YOUR INSTRUCTIONS
Transcribe all of the material exactly, except for its pictures.

AVAILABLE DATA
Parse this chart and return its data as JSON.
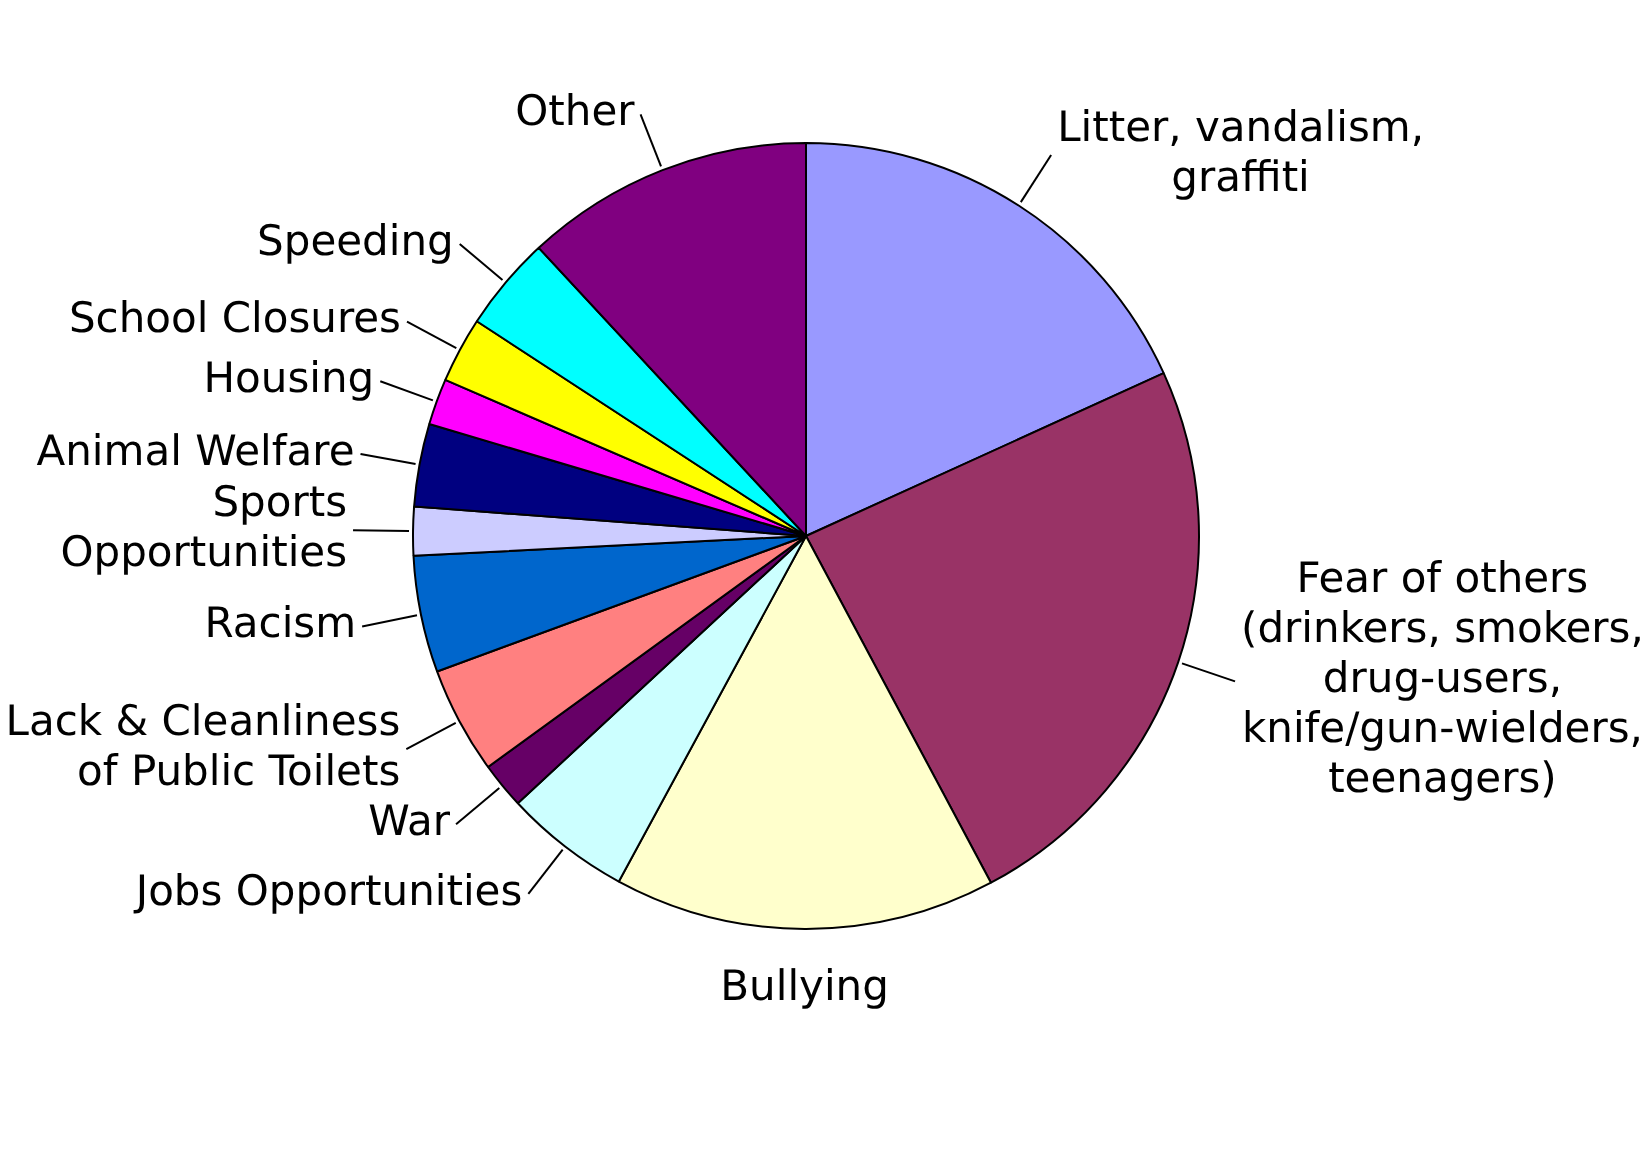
{
  "chart_data": {
    "type": "pie",
    "categories": [
      "Litter, vandalism, graffiti",
      "Fear of others (drinkers, smokers, drug-users, knife/gun-wielders, teenagers)",
      "Bullying",
      "Jobs Opportunities",
      "War",
      "Lack & Cleanliness of Public Toilets",
      "Racism",
      "Sports Opportunities",
      "Animal Welfare",
      "Housing",
      "School Closures",
      "Speeding",
      "Other"
    ],
    "values": [
      18.2,
      24,
      15.7,
      5.2,
      1.9,
      4.4,
      4.8,
      2,
      3.4,
      1.9,
      2.7,
      3.9,
      11.9
    ],
    "colors": [
      "#9999ff",
      "#993366",
      "#ffffcc",
      "#ccffff",
      "#660066",
      "#ff8080",
      "#0066cc",
      "#ccccff",
      "#000080",
      "#ff00ff",
      "#ffff00",
      "#00ffff",
      "#800080"
    ]
  }
}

SOLUTION TO THIS EXERCISE
Parse this chart and return its data as JSON.
{
  "chart_data": {
    "type": "pie",
    "categories": [
      "Litter, vandalism, graffiti",
      "Fear of others (drinkers, smokers, drug-users, knife/gun-wielders, teenagers)",
      "Bullying",
      "Jobs Opportunities",
      "War",
      "Lack & Cleanliness of Public Toilets",
      "Racism",
      "Sports Opportunities",
      "Animal Welfare",
      "Housing",
      "School Closures",
      "Speeding",
      "Other"
    ],
    "values": [
      18.2,
      24,
      15.7,
      5.2,
      1.9,
      4.4,
      4.8,
      2,
      3.4,
      1.9,
      2.7,
      3.9,
      11.9
    ],
    "colors": [
      "#9999ff",
      "#993366",
      "#ffffcc",
      "#ccffff",
      "#660066",
      "#ff8080",
      "#0066cc",
      "#ccccff",
      "#000080",
      "#ff00ff",
      "#ffff00",
      "#00ffff",
      "#800080"
    ]
  }
}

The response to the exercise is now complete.